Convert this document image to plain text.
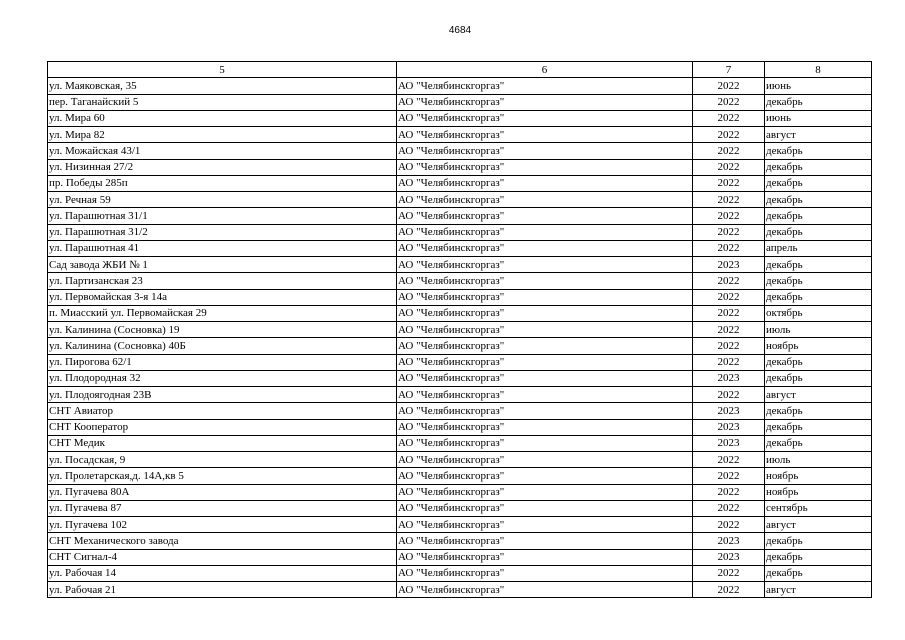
4684
5	6	7	8
ул. Маяковская, 35	АО "Челябинскгоргаз"	2022	июнь
пер. Таганайский 5	АО "Челябинскгоргаз"	2022	декабрь
ул. Мира 60	АО "Челябинскгоргаз"	2022	июнь
ул. Мира 82	АО "Челябинскгоргаз"	2022	август
ул. Можайская 43/1	АО "Челябинскгоргаз"	2022	декабрь
ул. Низинная 27/2	АО "Челябинскгоргаз"	2022	декабрь
пр. Победы 285п	АО "Челябинскгоргаз"	2022	декабрь
ул. Речная 59	АО "Челябинскгоргаз"	2022	декабрь
ул. Парашютная 31/1	АО "Челябинскгоргаз"	2022	декабрь
ул. Парашютная 31/2	АО "Челябинскгоргаз"	2022	декабрь
ул. Парашютная 41	АО "Челябинскгоргаз"	2022	апрель
Сад завода ЖБИ № 1	АО "Челябинскгоргаз"	2023	декабрь
ул. Партизанская 23	АО "Челябинскгоргаз"	2022	декабрь
ул. Первомайская 3-я 14а	АО "Челябинскгоргаз"	2022	декабрь
п. Миасский ул. Первомайская 29	АО "Челябинскгоргаз"	2022	октябрь
ул. Калинина (Сосновка) 19	АО "Челябинскгоргаз"	2022	июль
ул. Калинина (Сосновка) 40Б	АО "Челябинскгоргаз"	2022	ноябрь
ул. Пирогова 62/1	АО "Челябинскгоргаз"	2022	декабрь
ул. Плодородная 32	АО "Челябинскгоргаз"	2023	декабрь
ул. Плодоягодная 23В	АО "Челябинскгоргаз"	2022	август
СНТ Авиатор	АО "Челябинскгоргаз"	2023	декабрь
СНТ Кооператор	АО "Челябинскгоргаз"	2023	декабрь
СНТ Медик	АО "Челябинскгоргаз"	2023	декабрь
ул. Посадская, 9	АО "Челябинскгоргаз"	2022	июль
ул. Пролетарская,д. 14А,кв 5	АО "Челябинскгоргаз"	2022	ноябрь
ул. Пугачева 80А	АО "Челябинскгоргаз"	2022	ноябрь
ул. Пугачева 87	АО "Челябинскгоргаз"	2022	сентябрь
ул. Пугачева 102	АО "Челябинскгоргаз"	2022	август
СНТ Механического завода	АО "Челябинскгоргаз"	2023	декабрь
СНТ Сигнал-4	АО "Челябинскгоргаз"	2023	декабрь
ул. Рабочая 14	АО "Челябинскгоргаз"	2022	декабрь
ул. Рабочая 21	АО "Челябинскгоргаз"	2022	август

━━━━━━━━━━

**YOUR TASK**
Write out the whole listing again, exactly, with no pictures.

**THE RESPONSE**
Convert this document image to plain text.
4684
5	6	7	8
ул. Маяковская, 35	АО "Челябинскгоргаз"	2022	июнь
пер. Таганайский 5	АО "Челябинскгоргаз"	2022	декабрь
ул. Мира 60	АО "Челябинскгоргаз"	2022	июнь
ул. Мира 82	АО "Челябинскгоргаз"	2022	август
ул. Можайская 43/1	АО "Челябинскгоргаз"	2022	декабрь
ул. Низинная 27/2	АО "Челябинскгоргаз"	2022	декабрь
пр. Победы 285п	АО "Челябинскгоргаз"	2022	декабрь
ул. Речная 59	АО "Челябинскгоргаз"	2022	декабрь
ул. Парашютная 31/1	АО "Челябинскгоргаз"	2022	декабрь
ул. Парашютная 31/2	АО "Челябинскгоргаз"	2022	декабрь
ул. Парашютная 41	АО "Челябинскгоргаз"	2022	апрель
Сад завода ЖБИ № 1	АО "Челябинскгоргаз"	2023	декабрь
ул. Партизанская 23	АО "Челябинскгоргаз"	2022	декабрь
ул. Первомайская 3-я 14а	АО "Челябинскгоргаз"	2022	декабрь
п. Миасский ул. Первомайская 29	АО "Челябинскгоргаз"	2022	октябрь
ул. Калинина (Сосновка) 19	АО "Челябинскгоргаз"	2022	июль
ул. Калинина (Сосновка) 40Б	АО "Челябинскгоргаз"	2022	ноябрь
ул. Пирогова 62/1	АО "Челябинскгоргаз"	2022	декабрь
ул. Плодородная 32	АО "Челябинскгоргаз"	2023	декабрь
ул. Плодоягодная 23В	АО "Челябинскгоргаз"	2022	август
СНТ Авиатор	АО "Челябинскгоргаз"	2023	декабрь
СНТ Кооператор	АО "Челябинскгоргаз"	2023	декабрь
СНТ Медик	АО "Челябинскгоргаз"	2023	декабрь
ул. Посадская, 9	АО "Челябинскгоргаз"	2022	июль
ул. Пролетарская,д. 14А,кв 5	АО "Челябинскгоргаз"	2022	ноябрь
ул. Пугачева 80А	АО "Челябинскгоргаз"	2022	ноябрь
ул. Пугачева 87	АО "Челябинскгоргаз"	2022	сентябрь
ул. Пугачева 102	АО "Челябинскгоргаз"	2022	август
СНТ Механического завода	АО "Челябинскгоргаз"	2023	декабрь
СНТ Сигнал-4	АО "Челябинскгоргаз"	2023	декабрь
ул. Рабочая 14	АО "Челябинскгоргаз"	2022	декабрь
ул. Рабочая 21	АО "Челябинскгоргаз"	2022	август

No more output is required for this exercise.